Extracted information
"""

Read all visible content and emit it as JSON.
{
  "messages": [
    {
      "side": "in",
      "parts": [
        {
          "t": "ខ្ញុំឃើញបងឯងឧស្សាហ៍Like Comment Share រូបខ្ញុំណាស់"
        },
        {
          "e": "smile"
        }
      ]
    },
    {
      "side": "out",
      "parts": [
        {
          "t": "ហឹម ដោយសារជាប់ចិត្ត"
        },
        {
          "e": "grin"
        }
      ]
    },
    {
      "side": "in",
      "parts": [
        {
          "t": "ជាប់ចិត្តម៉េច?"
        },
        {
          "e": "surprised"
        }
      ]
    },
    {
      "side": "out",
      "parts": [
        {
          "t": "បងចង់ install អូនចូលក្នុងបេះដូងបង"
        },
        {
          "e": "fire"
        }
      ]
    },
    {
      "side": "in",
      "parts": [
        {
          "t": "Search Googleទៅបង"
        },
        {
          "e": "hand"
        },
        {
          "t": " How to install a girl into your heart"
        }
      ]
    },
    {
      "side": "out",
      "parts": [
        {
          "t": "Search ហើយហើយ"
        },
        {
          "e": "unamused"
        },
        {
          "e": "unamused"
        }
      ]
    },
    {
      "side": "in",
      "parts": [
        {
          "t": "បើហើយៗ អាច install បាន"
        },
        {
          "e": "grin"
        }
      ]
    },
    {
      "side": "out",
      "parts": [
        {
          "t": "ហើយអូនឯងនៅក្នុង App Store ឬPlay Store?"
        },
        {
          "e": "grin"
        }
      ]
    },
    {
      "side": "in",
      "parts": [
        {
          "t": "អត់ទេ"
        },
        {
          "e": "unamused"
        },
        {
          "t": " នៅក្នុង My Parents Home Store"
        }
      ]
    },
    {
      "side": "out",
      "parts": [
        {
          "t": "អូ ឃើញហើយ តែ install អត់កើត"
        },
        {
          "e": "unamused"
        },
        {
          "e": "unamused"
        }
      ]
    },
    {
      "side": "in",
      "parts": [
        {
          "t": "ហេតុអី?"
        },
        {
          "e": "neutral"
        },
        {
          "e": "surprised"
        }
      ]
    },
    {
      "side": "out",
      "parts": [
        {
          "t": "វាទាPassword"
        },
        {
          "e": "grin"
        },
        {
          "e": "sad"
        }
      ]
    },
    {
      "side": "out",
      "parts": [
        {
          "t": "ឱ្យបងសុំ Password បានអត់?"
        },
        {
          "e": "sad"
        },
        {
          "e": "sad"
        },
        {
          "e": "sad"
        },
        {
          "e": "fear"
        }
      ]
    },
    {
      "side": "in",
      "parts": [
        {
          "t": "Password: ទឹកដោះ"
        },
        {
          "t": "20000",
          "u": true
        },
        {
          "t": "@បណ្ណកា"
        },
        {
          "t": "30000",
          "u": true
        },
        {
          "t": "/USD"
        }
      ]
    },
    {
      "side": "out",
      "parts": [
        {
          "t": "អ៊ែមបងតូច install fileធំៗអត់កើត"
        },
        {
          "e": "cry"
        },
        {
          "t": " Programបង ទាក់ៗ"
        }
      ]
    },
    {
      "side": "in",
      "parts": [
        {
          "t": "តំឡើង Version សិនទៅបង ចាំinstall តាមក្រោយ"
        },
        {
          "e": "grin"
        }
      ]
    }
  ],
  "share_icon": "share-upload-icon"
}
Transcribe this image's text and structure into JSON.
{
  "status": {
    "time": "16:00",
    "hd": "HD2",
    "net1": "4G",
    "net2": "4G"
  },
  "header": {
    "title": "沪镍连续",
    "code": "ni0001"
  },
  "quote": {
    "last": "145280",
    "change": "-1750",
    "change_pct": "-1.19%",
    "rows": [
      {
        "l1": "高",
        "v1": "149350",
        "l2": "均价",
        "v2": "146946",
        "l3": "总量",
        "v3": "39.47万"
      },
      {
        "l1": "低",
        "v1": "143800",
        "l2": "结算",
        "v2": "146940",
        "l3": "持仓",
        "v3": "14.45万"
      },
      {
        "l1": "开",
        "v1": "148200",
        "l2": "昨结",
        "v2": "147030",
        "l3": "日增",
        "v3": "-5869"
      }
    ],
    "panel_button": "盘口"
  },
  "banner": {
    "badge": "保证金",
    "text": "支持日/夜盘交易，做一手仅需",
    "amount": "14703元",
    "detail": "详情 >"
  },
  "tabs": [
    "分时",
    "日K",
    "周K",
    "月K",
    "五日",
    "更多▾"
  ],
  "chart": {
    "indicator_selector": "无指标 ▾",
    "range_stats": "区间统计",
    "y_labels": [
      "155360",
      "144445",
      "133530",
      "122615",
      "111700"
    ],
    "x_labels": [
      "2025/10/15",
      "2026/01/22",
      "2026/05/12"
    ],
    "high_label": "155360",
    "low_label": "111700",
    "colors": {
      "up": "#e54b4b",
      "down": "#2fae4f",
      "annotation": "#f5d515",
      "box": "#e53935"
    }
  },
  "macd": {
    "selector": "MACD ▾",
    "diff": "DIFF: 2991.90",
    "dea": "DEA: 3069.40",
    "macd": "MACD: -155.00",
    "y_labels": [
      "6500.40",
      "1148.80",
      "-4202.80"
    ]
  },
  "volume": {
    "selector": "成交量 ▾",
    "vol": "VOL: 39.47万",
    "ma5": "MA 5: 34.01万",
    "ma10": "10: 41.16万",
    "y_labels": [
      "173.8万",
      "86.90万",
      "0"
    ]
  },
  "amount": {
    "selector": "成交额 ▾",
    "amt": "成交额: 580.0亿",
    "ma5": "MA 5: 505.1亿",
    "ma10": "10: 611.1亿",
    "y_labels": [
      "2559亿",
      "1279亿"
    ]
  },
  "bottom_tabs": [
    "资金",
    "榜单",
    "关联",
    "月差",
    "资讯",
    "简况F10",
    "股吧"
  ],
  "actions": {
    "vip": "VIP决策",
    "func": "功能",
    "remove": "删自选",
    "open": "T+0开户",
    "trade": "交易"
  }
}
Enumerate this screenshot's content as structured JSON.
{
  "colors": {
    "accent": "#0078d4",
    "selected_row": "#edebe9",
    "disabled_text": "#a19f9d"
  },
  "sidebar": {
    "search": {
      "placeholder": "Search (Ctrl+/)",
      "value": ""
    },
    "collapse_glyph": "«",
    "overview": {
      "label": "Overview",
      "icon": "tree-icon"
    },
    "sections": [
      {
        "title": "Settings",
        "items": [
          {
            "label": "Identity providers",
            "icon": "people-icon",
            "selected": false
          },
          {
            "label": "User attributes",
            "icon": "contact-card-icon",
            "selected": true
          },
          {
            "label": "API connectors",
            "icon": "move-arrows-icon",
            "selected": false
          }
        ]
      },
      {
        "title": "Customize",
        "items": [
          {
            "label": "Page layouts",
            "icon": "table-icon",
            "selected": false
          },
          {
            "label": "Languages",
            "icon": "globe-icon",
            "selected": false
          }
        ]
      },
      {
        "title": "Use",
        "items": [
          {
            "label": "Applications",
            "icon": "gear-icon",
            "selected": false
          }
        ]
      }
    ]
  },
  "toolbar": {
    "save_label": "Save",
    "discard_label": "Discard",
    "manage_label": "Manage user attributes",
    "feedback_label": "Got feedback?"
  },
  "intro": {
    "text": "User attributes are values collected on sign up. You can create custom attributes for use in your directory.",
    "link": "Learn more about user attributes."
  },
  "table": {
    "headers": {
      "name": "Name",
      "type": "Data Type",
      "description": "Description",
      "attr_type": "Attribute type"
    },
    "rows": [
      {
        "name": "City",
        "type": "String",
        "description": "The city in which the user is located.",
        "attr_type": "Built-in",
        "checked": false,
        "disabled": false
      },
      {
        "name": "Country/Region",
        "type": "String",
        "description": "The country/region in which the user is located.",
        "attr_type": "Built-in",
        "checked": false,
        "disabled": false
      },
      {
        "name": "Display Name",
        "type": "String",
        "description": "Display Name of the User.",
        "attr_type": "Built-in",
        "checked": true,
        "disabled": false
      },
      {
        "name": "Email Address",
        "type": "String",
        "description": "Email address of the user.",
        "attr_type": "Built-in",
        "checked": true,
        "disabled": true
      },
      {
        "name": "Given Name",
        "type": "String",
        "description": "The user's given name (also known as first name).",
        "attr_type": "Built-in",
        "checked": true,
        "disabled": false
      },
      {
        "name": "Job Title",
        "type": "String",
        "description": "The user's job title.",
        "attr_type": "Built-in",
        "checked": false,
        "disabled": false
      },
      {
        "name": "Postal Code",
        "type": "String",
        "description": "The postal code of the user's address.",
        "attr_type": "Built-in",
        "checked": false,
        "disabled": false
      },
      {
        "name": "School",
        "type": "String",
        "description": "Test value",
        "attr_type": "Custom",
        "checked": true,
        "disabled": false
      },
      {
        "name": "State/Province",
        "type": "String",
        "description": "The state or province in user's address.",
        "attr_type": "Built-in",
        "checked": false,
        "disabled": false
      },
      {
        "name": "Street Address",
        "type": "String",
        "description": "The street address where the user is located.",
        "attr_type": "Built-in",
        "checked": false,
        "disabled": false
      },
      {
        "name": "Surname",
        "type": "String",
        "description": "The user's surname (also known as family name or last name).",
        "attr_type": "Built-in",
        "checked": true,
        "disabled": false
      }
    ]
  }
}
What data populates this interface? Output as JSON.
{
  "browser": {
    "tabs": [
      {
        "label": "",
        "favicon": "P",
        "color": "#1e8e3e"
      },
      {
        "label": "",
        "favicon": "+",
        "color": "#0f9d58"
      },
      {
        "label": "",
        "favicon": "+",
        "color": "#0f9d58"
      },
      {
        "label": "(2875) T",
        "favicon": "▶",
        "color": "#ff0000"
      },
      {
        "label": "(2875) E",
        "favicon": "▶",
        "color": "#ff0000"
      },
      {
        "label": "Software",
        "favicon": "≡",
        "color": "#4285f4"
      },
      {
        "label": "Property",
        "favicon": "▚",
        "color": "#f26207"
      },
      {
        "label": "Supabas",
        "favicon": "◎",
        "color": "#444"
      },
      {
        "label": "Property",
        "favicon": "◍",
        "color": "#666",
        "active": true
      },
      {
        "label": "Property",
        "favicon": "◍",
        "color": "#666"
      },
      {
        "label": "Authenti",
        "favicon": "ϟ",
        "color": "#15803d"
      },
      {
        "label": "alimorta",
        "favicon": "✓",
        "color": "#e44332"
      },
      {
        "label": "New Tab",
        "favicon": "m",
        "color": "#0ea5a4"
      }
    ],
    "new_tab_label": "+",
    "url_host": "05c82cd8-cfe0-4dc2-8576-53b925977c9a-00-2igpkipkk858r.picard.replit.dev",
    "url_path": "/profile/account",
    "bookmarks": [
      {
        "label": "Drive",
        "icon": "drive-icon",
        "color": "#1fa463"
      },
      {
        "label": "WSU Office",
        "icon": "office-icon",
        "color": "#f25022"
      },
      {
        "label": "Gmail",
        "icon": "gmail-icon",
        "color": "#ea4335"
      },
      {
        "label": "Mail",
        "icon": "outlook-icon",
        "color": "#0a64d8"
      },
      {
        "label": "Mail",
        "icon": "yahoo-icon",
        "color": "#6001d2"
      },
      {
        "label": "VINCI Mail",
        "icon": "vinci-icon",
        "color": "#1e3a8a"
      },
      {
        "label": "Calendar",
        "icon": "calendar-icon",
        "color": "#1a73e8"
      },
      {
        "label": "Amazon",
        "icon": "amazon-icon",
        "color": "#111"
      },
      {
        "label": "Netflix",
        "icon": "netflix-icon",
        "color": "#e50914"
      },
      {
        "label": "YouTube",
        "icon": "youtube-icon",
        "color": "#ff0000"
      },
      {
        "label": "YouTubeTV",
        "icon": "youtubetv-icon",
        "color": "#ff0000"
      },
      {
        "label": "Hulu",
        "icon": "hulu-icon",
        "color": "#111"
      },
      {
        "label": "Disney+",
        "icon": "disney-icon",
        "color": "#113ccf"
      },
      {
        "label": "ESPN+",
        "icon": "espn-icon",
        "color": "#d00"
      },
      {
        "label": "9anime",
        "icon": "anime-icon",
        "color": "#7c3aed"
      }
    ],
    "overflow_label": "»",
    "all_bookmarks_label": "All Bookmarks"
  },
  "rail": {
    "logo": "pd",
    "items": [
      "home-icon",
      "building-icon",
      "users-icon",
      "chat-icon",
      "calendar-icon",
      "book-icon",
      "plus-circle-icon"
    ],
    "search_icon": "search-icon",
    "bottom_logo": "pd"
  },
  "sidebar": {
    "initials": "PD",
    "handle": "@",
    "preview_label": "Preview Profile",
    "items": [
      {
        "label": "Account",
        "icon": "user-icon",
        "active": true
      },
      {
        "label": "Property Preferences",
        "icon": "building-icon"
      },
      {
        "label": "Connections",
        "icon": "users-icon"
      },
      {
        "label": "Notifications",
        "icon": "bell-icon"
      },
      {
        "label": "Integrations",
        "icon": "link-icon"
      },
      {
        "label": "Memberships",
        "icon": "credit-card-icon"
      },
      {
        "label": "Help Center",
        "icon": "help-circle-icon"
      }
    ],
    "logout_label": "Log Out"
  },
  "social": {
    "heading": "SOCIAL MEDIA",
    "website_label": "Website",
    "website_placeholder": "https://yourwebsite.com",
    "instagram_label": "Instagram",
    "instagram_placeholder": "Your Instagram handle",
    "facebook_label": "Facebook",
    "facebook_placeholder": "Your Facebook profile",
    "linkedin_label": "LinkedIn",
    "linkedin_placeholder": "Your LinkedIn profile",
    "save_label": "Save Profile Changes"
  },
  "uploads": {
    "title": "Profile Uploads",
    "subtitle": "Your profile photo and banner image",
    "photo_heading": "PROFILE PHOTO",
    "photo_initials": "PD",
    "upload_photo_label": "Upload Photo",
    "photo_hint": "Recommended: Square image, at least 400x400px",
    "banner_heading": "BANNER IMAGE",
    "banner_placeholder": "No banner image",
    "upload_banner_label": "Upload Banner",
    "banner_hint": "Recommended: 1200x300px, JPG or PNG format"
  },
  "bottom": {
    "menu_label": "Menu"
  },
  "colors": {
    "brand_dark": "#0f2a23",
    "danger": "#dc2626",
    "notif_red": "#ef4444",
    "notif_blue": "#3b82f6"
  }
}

"""

Exercise objective
Copy out all lines above that include the string "attributes".

Solution to the exercise
            "label": "User attributes",
    "manage_label": "Manage user attributes",
    "text": "User attributes are values collected on sign up. You can create custom attributes for use in your directory.",
    "link": "Learn more about user attributes."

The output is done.